Aim: Collect all the lines that mention the word "JSON".

Input records:
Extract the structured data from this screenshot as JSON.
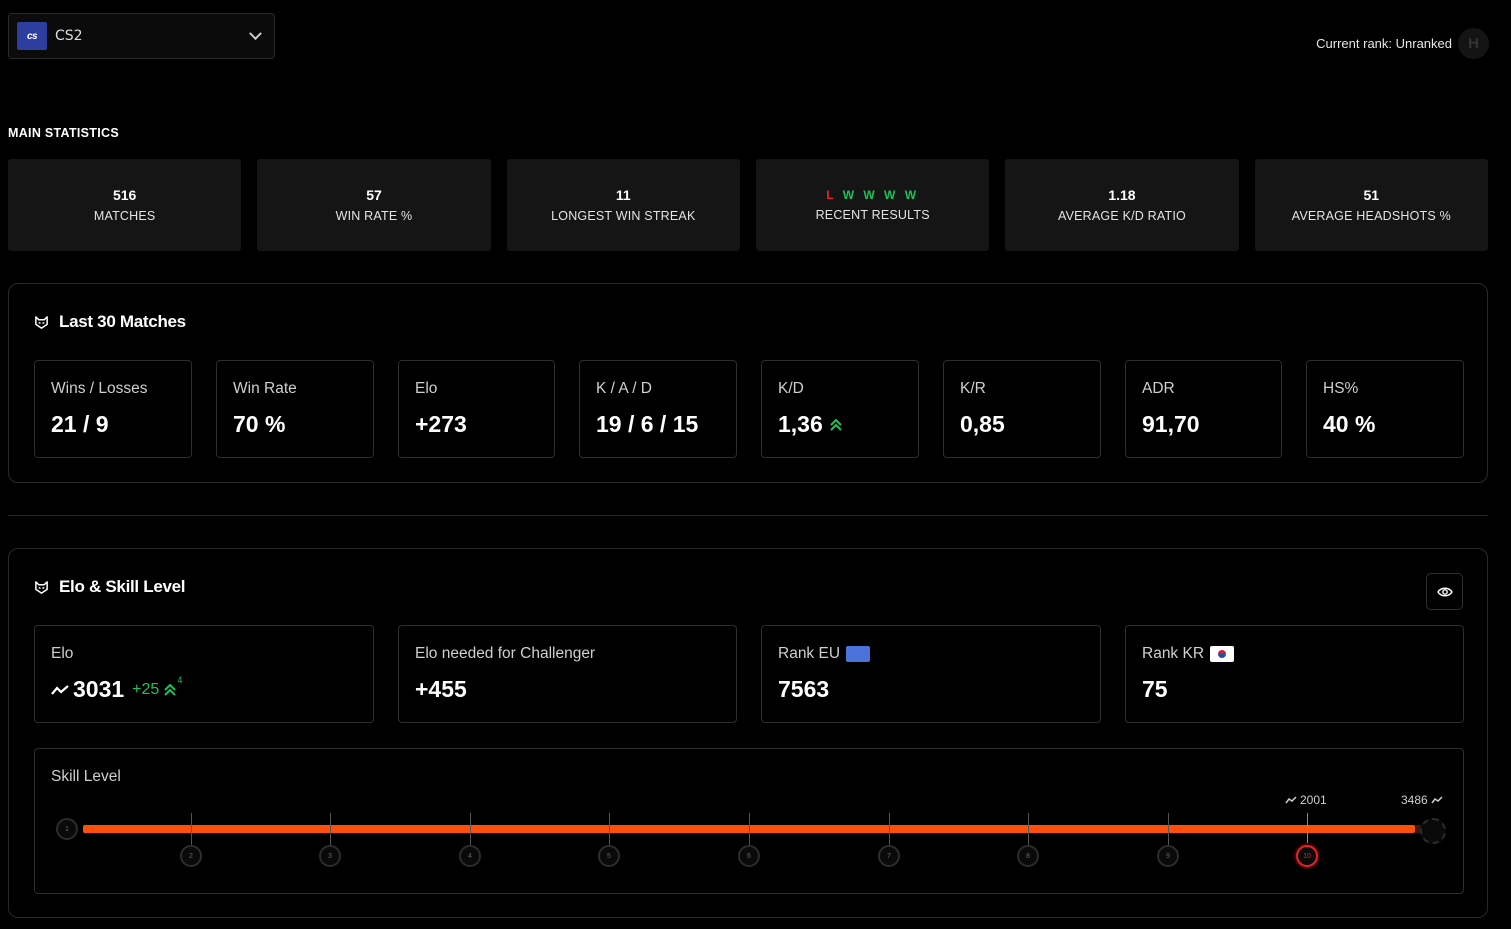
{
  "header": {
    "game": {
      "logo_text": "cs",
      "name": "CS2"
    },
    "current_rank_label": "Current rank: Unranked",
    "rank_icon_text": "H"
  },
  "main_statistics": {
    "title": "MAIN STATISTICS",
    "cards": [
      {
        "value": "516",
        "label": "MATCHES"
      },
      {
        "value": "57",
        "label": "WIN RATE %"
      },
      {
        "value": "11",
        "label": "LONGEST WIN STREAK"
      },
      {
        "value": "L W W W W",
        "label": "RECENT RESULTS",
        "results": [
          "L",
          "W",
          "W",
          "W",
          "W"
        ]
      },
      {
        "value": "1.18",
        "label": "AVERAGE K/D RATIO"
      },
      {
        "value": "51",
        "label": "AVERAGE HEADSHOTS %"
      }
    ]
  },
  "last30": {
    "title": "Last 30 Matches",
    "cards": [
      {
        "label": "Wins / Losses",
        "value": "21 / 9"
      },
      {
        "label": "Win Rate",
        "value": "70 %"
      },
      {
        "label": "Elo",
        "value": "+273"
      },
      {
        "label": "K / A / D",
        "value": "19 / 6 / 15"
      },
      {
        "label": "K/D",
        "value": "1,36",
        "trend": "up"
      },
      {
        "label": "K/R",
        "value": "0,85"
      },
      {
        "label": "ADR",
        "value": "91,70"
      },
      {
        "label": "HS%",
        "value": "40 %"
      }
    ]
  },
  "elo_skill": {
    "title": "Elo & Skill Level",
    "elo": {
      "label": "Elo",
      "value": "3031",
      "change": "+25",
      "streak": "4"
    },
    "challenger": {
      "label": "Elo needed for Challenger",
      "value": "+455"
    },
    "rank_eu": {
      "label": "Rank EU",
      "value": "7563"
    },
    "rank_kr": {
      "label": "Rank KR",
      "value": "75"
    },
    "skill": {
      "label": "Skill Level",
      "levels": [
        "1",
        "2",
        "3",
        "4",
        "5",
        "6",
        "7",
        "8",
        "9",
        "10"
      ],
      "current_level": 10,
      "level10_start": "2001",
      "max_elo": "3486",
      "progress": 0.985
    },
    "colors": {
      "accent": "#ff4f0f",
      "win": "#1ec25a",
      "loss": "#e5232a"
    }
  }
}
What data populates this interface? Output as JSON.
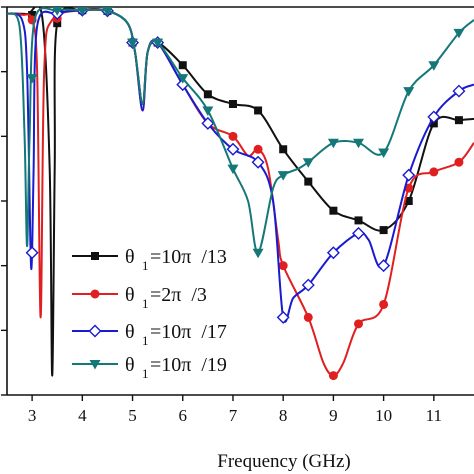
{
  "chart_data": {
    "type": "line",
    "title": "",
    "xlabel": "Frequency (GHz)",
    "ylabel": "",
    "xlim": [
      2.5,
      11.8
    ],
    "ylim": [
      -60,
      0
    ],
    "ytick_values": [
      -60,
      -50,
      -40,
      -30,
      -20,
      -10,
      0
    ],
    "xticks": [
      {
        "value": 3,
        "label": "3"
      },
      {
        "value": 4,
        "label": "4"
      },
      {
        "value": 5,
        "label": "5"
      },
      {
        "value": 6,
        "label": "6"
      },
      {
        "value": 7,
        "label": "7"
      },
      {
        "value": 8,
        "label": "8"
      },
      {
        "value": 9,
        "label": "9"
      },
      {
        "value": 10,
        "label": "10"
      },
      {
        "value": 11,
        "label": "11"
      }
    ],
    "legend_position": "bottom-left",
    "series": [
      {
        "name_parts": [
          "θ",
          "1",
          "=10π  /13"
        ],
        "color": "#111111",
        "marker": "square",
        "markers_at": [
          3,
          3.5,
          4,
          4.5,
          5,
          5.5,
          6,
          6.5,
          7,
          7.5,
          8,
          8.5,
          9,
          9.5,
          10,
          10.5,
          11,
          11.5
        ],
        "points": [
          [
            2.5,
            -1
          ],
          [
            2.9,
            -1.1
          ],
          [
            3.2,
            -1.5
          ],
          [
            3.35,
            -25
          ],
          [
            3.4,
            -57
          ],
          [
            3.45,
            -25
          ],
          [
            3.5,
            -2.5
          ],
          [
            4,
            -0.5
          ],
          [
            4.5,
            -0.6
          ],
          [
            4.9,
            -2.5
          ],
          [
            5.05,
            -7
          ],
          [
            5.2,
            -15
          ],
          [
            5.3,
            -7
          ],
          [
            5.5,
            -5.5
          ],
          [
            6,
            -9
          ],
          [
            6.5,
            -13.5
          ],
          [
            7,
            -15
          ],
          [
            7.5,
            -16
          ],
          [
            8,
            -22
          ],
          [
            8.5,
            -27
          ],
          [
            9,
            -31.5
          ],
          [
            9.5,
            -33
          ],
          [
            10,
            -34.5
          ],
          [
            10.5,
            -30
          ],
          [
            11,
            -18
          ],
          [
            11.5,
            -17.5
          ],
          [
            11.8,
            -17.3
          ]
        ]
      },
      {
        "name_parts": [
          "θ",
          "1",
          "=2π  /3"
        ],
        "color": "#e02020",
        "marker": "circle",
        "markers_at": [
          3,
          3.5,
          4,
          4.5,
          5,
          5.5,
          6,
          6.5,
          7,
          7.5,
          8,
          8.5,
          9,
          9.5,
          10,
          10.5,
          11,
          11.5
        ],
        "points": [
          [
            2.5,
            -1
          ],
          [
            2.8,
            -1.2
          ],
          [
            3.0,
            -2
          ],
          [
            3.1,
            -10
          ],
          [
            3.17,
            -48
          ],
          [
            3.24,
            -10
          ],
          [
            3.4,
            -2
          ],
          [
            4,
            -0.5
          ],
          [
            4.5,
            -0.6
          ],
          [
            4.9,
            -2.5
          ],
          [
            5.05,
            -7
          ],
          [
            5.2,
            -16
          ],
          [
            5.3,
            -7
          ],
          [
            5.5,
            -5.5
          ],
          [
            6,
            -12
          ],
          [
            6.5,
            -18
          ],
          [
            7,
            -20
          ],
          [
            7.3,
            -23
          ],
          [
            7.5,
            -22
          ],
          [
            7.7,
            -25
          ],
          [
            7.9,
            -36
          ],
          [
            8,
            -40
          ],
          [
            8.5,
            -48
          ],
          [
            8.8,
            -55
          ],
          [
            9,
            -57
          ],
          [
            9.2,
            -55
          ],
          [
            9.5,
            -49
          ],
          [
            10,
            -46
          ],
          [
            10.5,
            -28
          ],
          [
            11,
            -25.5
          ],
          [
            11.5,
            -24
          ],
          [
            11.8,
            -21
          ]
        ]
      },
      {
        "name_parts": [
          "θ",
          "1",
          "=10π  /17"
        ],
        "color": "#1a1ad0",
        "marker": "diamond",
        "markers_at": [
          3,
          3.5,
          4,
          4.5,
          5,
          5.5,
          6,
          6.5,
          7,
          7.5,
          8,
          8.5,
          9,
          9.5,
          10,
          10.5,
          11,
          11.5
        ],
        "points": [
          [
            2.5,
            -1
          ],
          [
            2.8,
            -2
          ],
          [
            2.9,
            -10
          ],
          [
            2.97,
            -38
          ],
          [
            3.0,
            -38
          ],
          [
            3.03,
            -25
          ],
          [
            3.1,
            -3
          ],
          [
            3.5,
            -1
          ],
          [
            4,
            -0.5
          ],
          [
            4.5,
            -0.6
          ],
          [
            4.9,
            -2.5
          ],
          [
            5.05,
            -7
          ],
          [
            5.2,
            -16
          ],
          [
            5.3,
            -7
          ],
          [
            5.5,
            -5.5
          ],
          [
            6,
            -12
          ],
          [
            6.5,
            -18
          ],
          [
            7,
            -22
          ],
          [
            7.5,
            -24
          ],
          [
            7.8,
            -30
          ],
          [
            8,
            -48
          ],
          [
            8.2,
            -45
          ],
          [
            8.5,
            -43
          ],
          [
            9,
            -38
          ],
          [
            9.5,
            -35
          ],
          [
            9.7,
            -36
          ],
          [
            10,
            -40
          ],
          [
            10.5,
            -26
          ],
          [
            11,
            -17
          ],
          [
            11.5,
            -13
          ],
          [
            11.8,
            -12
          ]
        ]
      },
      {
        "name_parts": [
          "θ",
          "1",
          "=10π  /19"
        ],
        "color": "#157878",
        "marker": "triangle-down",
        "markers_at": [
          3,
          3.5,
          4,
          4.5,
          5,
          5.5,
          6,
          6.5,
          7,
          7.5,
          8,
          8.5,
          9,
          9.5,
          10,
          10.5,
          11,
          11.5
        ],
        "points": [
          [
            2.5,
            -1
          ],
          [
            2.75,
            -3
          ],
          [
            2.85,
            -20
          ],
          [
            2.9,
            -37
          ],
          [
            2.95,
            -20
          ],
          [
            3.05,
            -2
          ],
          [
            3.5,
            -0.5
          ],
          [
            4,
            -0.5
          ],
          [
            4.5,
            -0.6
          ],
          [
            4.9,
            -2.5
          ],
          [
            5.05,
            -7
          ],
          [
            5.2,
            -15
          ],
          [
            5.3,
            -7
          ],
          [
            5.5,
            -5.5
          ],
          [
            6,
            -11
          ],
          [
            6.5,
            -16
          ],
          [
            7,
            -25
          ],
          [
            7.3,
            -30
          ],
          [
            7.5,
            -38
          ],
          [
            7.8,
            -28
          ],
          [
            8,
            -26
          ],
          [
            8.3,
            -25
          ],
          [
            8.5,
            -24
          ],
          [
            9,
            -21
          ],
          [
            9.5,
            -21
          ],
          [
            10,
            -22.5
          ],
          [
            10.5,
            -13
          ],
          [
            11,
            -9
          ],
          [
            11.5,
            -4
          ],
          [
            11.8,
            -2
          ]
        ]
      }
    ]
  }
}
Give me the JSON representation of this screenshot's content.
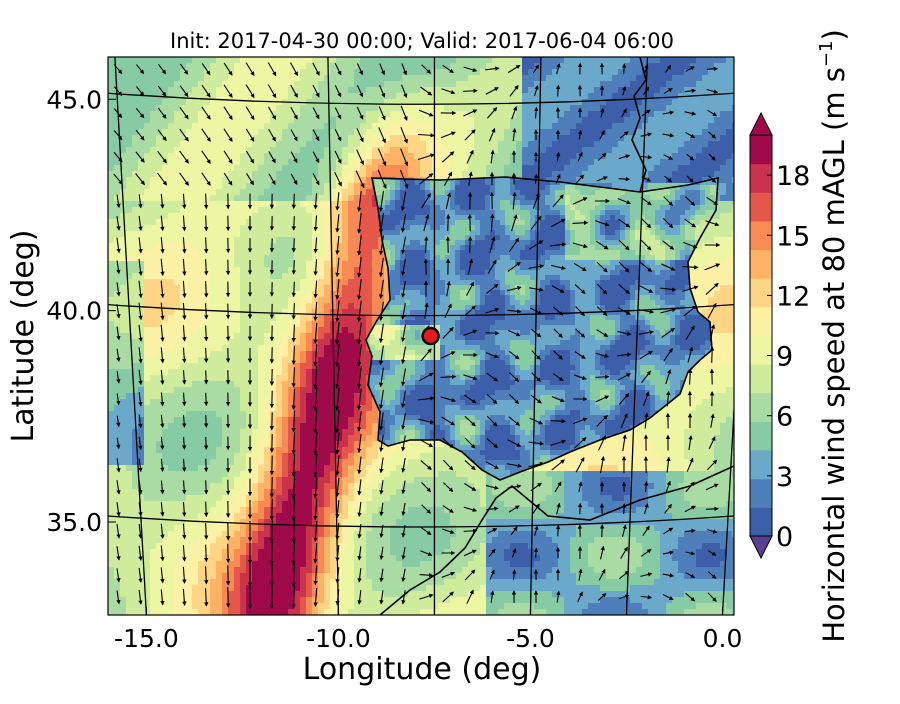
{
  "chart_data": {
    "type": "heatmap",
    "title": "Init: 2017-04-30 00:00; Valid: 2017-06-04 06:00",
    "xlabel": "Longitude (deg)",
    "ylabel": "Latitude (deg)",
    "xlim": [
      -16.0,
      0.3
    ],
    "ylim": [
      32.8,
      46.0
    ],
    "x_ticks": [
      -15.0,
      -10.0,
      -5.0,
      0.0
    ],
    "x_tick_labels": [
      "-15.0",
      "-10.0",
      "-5.0",
      "0.0"
    ],
    "y_ticks": [
      35.0,
      40.0,
      45.0
    ],
    "y_tick_labels": [
      "35.0",
      "40.0",
      "45.0"
    ],
    "colorbar": {
      "label": "Horizontal wind speed at 80 mAGL (m s",
      "label_exponent": "−1",
      "label_close": ")",
      "range": [
        0,
        20
      ],
      "ticks": [
        0,
        3,
        6,
        9,
        12,
        15,
        18
      ],
      "tick_labels": [
        "0",
        "3",
        "6",
        "9",
        "12",
        "15",
        "18"
      ],
      "extend": "both",
      "colormap": "Spectral_r",
      "colors": [
        "#3d5ea8",
        "#4f7fbb",
        "#6aa9c9",
        "#86cba4",
        "#a9dca2",
        "#cfeb9c",
        "#edf7a3",
        "#fdf1a6",
        "#fed585",
        "#fdb266",
        "#f78b53",
        "#e6574b",
        "#c9334b",
        "#a0094a"
      ]
    },
    "marker": {
      "lon": -7.6,
      "lat": 39.4,
      "color": "#e41a1c"
    },
    "coastline_color": "#000000",
    "vector_color": "#000000"
  }
}
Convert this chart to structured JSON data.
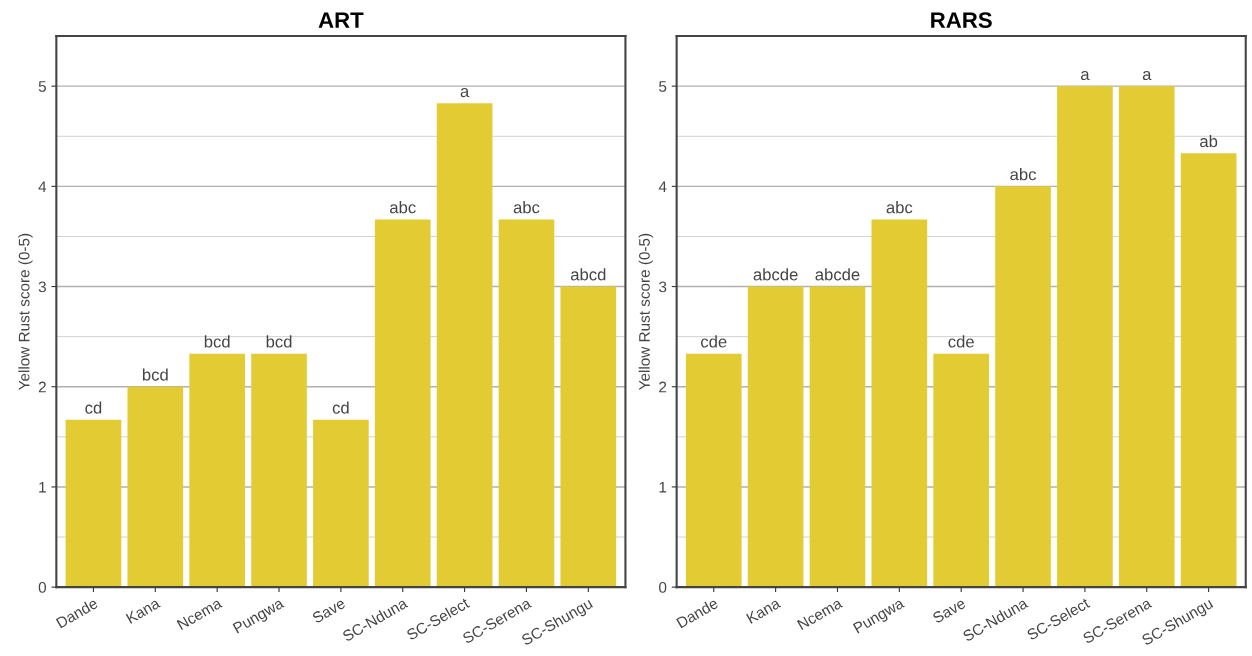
{
  "chart_data": [
    {
      "type": "bar",
      "title": "ART",
      "ylabel": "Yellow Rust score (0-5)",
      "categories": [
        "Dande",
        "Kana",
        "Ncema",
        "Pungwa",
        "Save",
        "SC-Nduna",
        "SC-Select",
        "SC-Serena",
        "SC-Shungu"
      ],
      "values": [
        1.67,
        2.0,
        2.33,
        2.33,
        1.67,
        3.67,
        4.83,
        3.67,
        3.0
      ],
      "color": "#e3cc33",
      "value_labels": [
        "cd",
        "bcd",
        "bcd",
        "bcd",
        "cd",
        "abc",
        "a",
        "abc",
        "abcd"
      ],
      "ylim": [
        0,
        5.5
      ],
      "yticks": [
        0,
        {
          "value": 0.5,
          "label": null
        },
        1,
        {
          "value": 1.5,
          "label": null
        },
        2,
        {
          "value": 2.5,
          "label": null
        },
        3,
        {
          "value": 3.5,
          "label": null
        },
        4,
        {
          "value": 4.5,
          "label": null
        },
        5
      ],
      "grid": "y"
    },
    {
      "type": "bar",
      "title": "RARS",
      "ylabel": "Yellow Rust score (0-5)",
      "categories": [
        "Dande",
        "Kana",
        "Ncema",
        "Pungwa",
        "Save",
        "SC-Nduna",
        "SC-Select",
        "SC-Serena",
        "SC-Shungu"
      ],
      "values": [
        2.33,
        3.0,
        3.0,
        3.67,
        2.33,
        4.0,
        5.0,
        5.0,
        4.33
      ],
      "color": "#e3cc33",
      "value_labels": [
        "cde",
        "abcde",
        "abcde",
        "abc",
        "cde",
        "abc",
        "a",
        "a",
        "ab"
      ],
      "ylim": [
        0,
        5.5
      ],
      "yticks": [
        0,
        {
          "value": 0.5,
          "label": null
        },
        1,
        {
          "value": 1.5,
          "label": null
        },
        2,
        {
          "value": 2.5,
          "label": null
        },
        3,
        {
          "value": 3.5,
          "label": null
        },
        4,
        {
          "value": 4.5,
          "label": null
        },
        5
      ],
      "grid": "y"
    }
  ]
}
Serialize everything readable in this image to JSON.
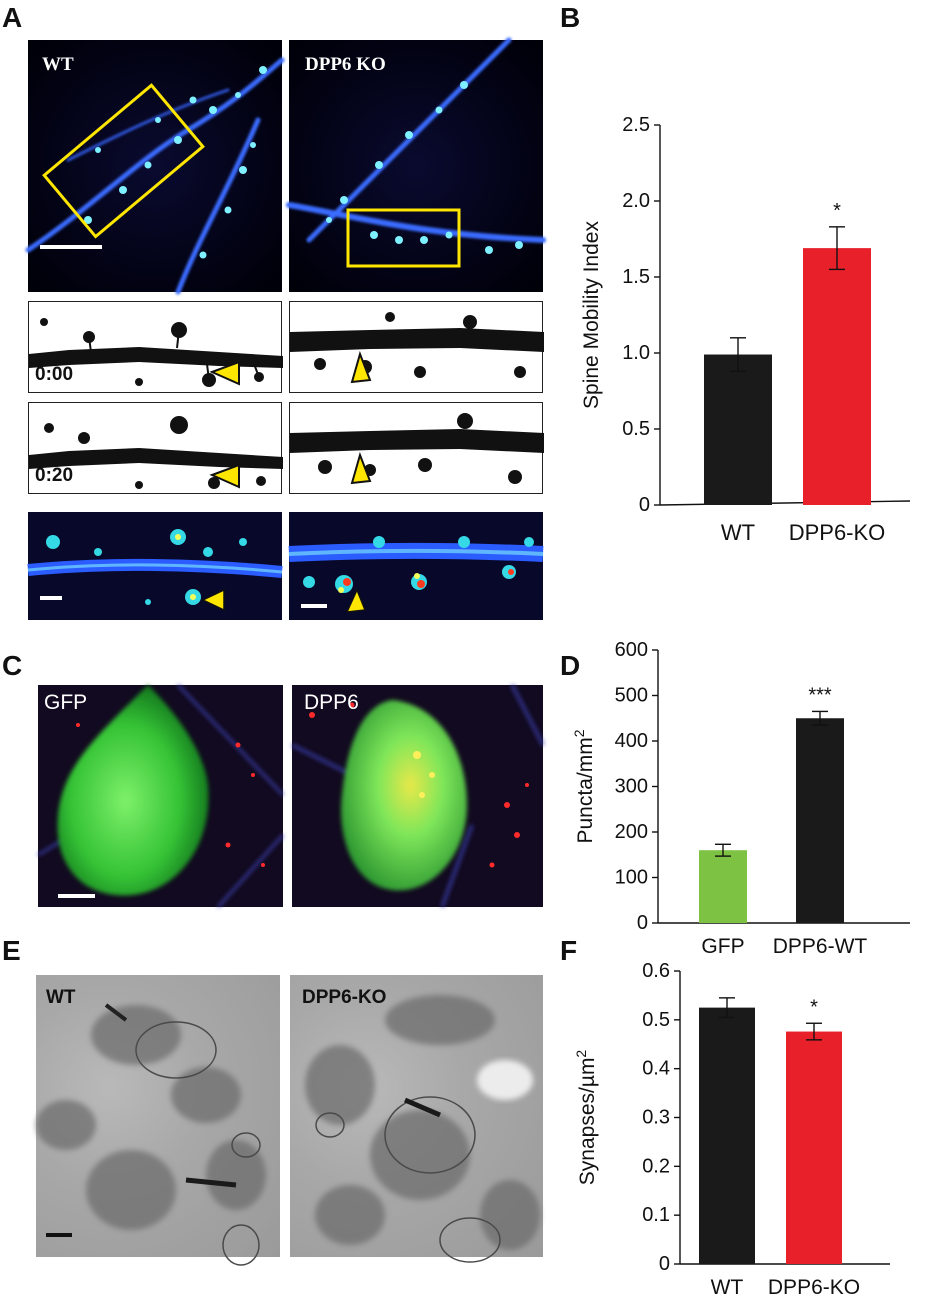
{
  "panels": {
    "A": "A",
    "B": "B",
    "C": "C",
    "D": "D",
    "E": "E",
    "F": "F"
  },
  "panel_a": {
    "left_label": "WT",
    "right_label": "DPP6 KO",
    "time_start": "0:00",
    "time_end": "0:20"
  },
  "panel_c": {
    "left_label": "GFP",
    "right_label": "DPP6"
  },
  "panel_e": {
    "left_label": "WT",
    "right_label": "DPP6-KO"
  },
  "chart_data": [
    {
      "panel": "B",
      "type": "bar",
      "categories": [
        "WT",
        "DPP6-KO"
      ],
      "values": [
        0.99,
        1.69
      ],
      "errors": [
        0.11,
        0.14
      ],
      "colors": [
        "#1a1a1a",
        "#e8202a"
      ],
      "significance": [
        "",
        "*"
      ],
      "ylabel": "Spine Mobility Index",
      "ylim": [
        0,
        2.5
      ],
      "yticks": [
        0,
        0.5,
        1.0,
        1.5,
        2.0,
        2.5
      ],
      "ytick_labels": [
        "0",
        "0.5",
        "1.0",
        "1.5",
        "2.0",
        "2.5"
      ]
    },
    {
      "panel": "D",
      "type": "bar",
      "categories": [
        "GFP",
        "DPP6-WT"
      ],
      "values": [
        160,
        450
      ],
      "errors": [
        13,
        15
      ],
      "colors": [
        "#7dc242",
        "#1a1a1a"
      ],
      "significance": [
        "",
        "***"
      ],
      "ylabel": "Puncta/mm",
      "ylabel_sup": "2",
      "ylim": [
        0,
        600
      ],
      "yticks": [
        0,
        100,
        200,
        300,
        400,
        500,
        600
      ],
      "ytick_labels": [
        "0",
        "100",
        "200",
        "300",
        "400",
        "500",
        "600"
      ]
    },
    {
      "panel": "F",
      "type": "bar",
      "categories": [
        "WT",
        "DPP6-KO"
      ],
      "values": [
        0.525,
        0.476
      ],
      "errors": [
        0.02,
        0.017
      ],
      "colors": [
        "#1a1a1a",
        "#e8202a"
      ],
      "significance": [
        "",
        "*"
      ],
      "ylabel": "Synapses/µm",
      "ylabel_sup": "2",
      "ylim": [
        0,
        0.6
      ],
      "yticks": [
        0,
        0.1,
        0.2,
        0.3,
        0.4,
        0.5,
        0.6
      ],
      "ytick_labels": [
        "0",
        "0.1",
        "0.2",
        "0.3",
        "0.4",
        "0.5",
        "0.6"
      ]
    }
  ]
}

Reply:
Extract the structured data from this screenshot as JSON.
What data populates this interface? Output as JSON.
Give me the JSON representation of this screenshot's content.
Convert this chart to structured JSON data.
Serialize everything readable in this image to JSON.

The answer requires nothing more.